● **What to produce**
From the listing below, pull out every line where the string "framework" appears.

(begin)

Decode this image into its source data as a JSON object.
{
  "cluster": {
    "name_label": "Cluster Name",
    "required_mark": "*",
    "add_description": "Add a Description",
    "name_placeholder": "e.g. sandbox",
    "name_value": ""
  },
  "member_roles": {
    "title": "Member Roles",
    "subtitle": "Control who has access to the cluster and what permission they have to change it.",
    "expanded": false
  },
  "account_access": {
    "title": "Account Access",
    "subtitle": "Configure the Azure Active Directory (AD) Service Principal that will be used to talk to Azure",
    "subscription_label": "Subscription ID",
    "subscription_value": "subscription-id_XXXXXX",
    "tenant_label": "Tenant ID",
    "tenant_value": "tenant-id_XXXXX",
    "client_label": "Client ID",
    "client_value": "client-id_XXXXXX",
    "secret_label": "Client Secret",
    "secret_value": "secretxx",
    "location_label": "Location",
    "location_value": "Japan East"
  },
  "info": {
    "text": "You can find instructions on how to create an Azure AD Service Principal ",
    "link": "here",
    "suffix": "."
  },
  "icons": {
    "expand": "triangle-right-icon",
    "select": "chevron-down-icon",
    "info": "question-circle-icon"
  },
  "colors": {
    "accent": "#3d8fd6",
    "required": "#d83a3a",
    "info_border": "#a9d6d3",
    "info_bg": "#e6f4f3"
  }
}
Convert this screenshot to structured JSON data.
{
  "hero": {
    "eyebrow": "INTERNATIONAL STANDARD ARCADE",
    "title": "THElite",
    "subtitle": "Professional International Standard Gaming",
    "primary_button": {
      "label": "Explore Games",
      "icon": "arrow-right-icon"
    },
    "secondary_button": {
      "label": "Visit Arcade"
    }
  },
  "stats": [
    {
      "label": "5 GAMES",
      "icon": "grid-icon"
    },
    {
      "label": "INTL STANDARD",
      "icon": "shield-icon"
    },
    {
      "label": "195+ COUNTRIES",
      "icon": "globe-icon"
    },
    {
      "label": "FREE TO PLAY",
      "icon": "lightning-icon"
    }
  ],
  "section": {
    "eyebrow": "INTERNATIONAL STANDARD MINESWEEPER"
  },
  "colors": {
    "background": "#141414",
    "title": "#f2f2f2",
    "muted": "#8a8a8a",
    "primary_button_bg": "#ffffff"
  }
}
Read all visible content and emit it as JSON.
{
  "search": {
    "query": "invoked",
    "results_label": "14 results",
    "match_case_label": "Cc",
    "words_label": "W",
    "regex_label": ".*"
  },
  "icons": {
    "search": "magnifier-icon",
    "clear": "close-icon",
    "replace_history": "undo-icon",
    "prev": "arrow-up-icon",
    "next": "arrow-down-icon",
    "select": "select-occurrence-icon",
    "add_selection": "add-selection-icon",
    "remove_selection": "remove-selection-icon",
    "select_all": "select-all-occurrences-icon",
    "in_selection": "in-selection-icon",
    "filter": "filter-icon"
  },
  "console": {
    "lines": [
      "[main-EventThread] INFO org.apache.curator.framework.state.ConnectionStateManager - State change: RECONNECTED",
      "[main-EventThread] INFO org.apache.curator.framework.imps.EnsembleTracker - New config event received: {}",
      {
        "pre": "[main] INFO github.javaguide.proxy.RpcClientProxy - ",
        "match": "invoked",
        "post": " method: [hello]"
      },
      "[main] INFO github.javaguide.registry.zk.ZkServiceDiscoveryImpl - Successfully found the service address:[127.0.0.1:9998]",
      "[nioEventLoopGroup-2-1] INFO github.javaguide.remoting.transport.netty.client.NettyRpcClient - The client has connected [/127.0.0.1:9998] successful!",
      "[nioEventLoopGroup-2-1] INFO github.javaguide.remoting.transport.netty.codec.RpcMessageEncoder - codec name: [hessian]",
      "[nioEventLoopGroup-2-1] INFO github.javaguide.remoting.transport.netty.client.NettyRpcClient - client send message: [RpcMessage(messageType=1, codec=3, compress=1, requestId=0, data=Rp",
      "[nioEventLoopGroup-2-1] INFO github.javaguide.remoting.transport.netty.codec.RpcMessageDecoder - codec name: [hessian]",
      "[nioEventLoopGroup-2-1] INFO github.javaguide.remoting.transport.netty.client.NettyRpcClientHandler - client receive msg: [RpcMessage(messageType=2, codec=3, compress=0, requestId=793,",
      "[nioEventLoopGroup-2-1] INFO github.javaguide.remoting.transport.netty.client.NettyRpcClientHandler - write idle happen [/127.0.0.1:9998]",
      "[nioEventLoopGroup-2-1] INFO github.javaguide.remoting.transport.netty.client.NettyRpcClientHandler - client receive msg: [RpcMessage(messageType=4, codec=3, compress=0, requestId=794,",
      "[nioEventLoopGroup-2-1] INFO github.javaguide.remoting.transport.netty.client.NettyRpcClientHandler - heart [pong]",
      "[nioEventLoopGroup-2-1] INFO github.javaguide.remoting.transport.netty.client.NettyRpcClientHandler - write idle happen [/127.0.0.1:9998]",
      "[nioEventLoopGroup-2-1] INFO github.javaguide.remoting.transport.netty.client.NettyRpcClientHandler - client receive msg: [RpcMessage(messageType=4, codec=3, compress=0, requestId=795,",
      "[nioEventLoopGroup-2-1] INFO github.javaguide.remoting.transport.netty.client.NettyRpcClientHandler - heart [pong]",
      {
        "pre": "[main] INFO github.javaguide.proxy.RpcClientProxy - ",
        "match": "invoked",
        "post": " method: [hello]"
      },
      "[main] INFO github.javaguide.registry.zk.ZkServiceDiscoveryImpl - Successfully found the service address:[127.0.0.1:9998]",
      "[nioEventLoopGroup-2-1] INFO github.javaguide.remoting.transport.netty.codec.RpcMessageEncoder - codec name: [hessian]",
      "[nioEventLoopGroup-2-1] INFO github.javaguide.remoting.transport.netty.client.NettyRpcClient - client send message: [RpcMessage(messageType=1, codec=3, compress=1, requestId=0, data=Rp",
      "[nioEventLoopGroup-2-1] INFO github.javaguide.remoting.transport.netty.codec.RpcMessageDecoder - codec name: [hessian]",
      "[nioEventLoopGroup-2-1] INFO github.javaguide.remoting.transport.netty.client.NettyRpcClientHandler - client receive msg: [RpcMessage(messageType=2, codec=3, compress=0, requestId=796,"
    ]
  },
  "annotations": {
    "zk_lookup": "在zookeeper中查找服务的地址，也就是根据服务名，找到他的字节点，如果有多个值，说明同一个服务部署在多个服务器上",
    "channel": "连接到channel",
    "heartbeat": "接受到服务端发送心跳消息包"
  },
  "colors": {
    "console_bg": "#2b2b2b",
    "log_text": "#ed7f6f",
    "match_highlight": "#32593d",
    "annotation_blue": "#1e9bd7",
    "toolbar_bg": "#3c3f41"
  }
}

(end)

● **Solution to the problem**
      "[main-EventThread] INFO org.apache.curator.framework.state.ConnectionStateManager - State change: RECONNECTED",
      "[main-EventThread] INFO org.apache.curator.framework.imps.EnsembleTracker - New config event received: {}",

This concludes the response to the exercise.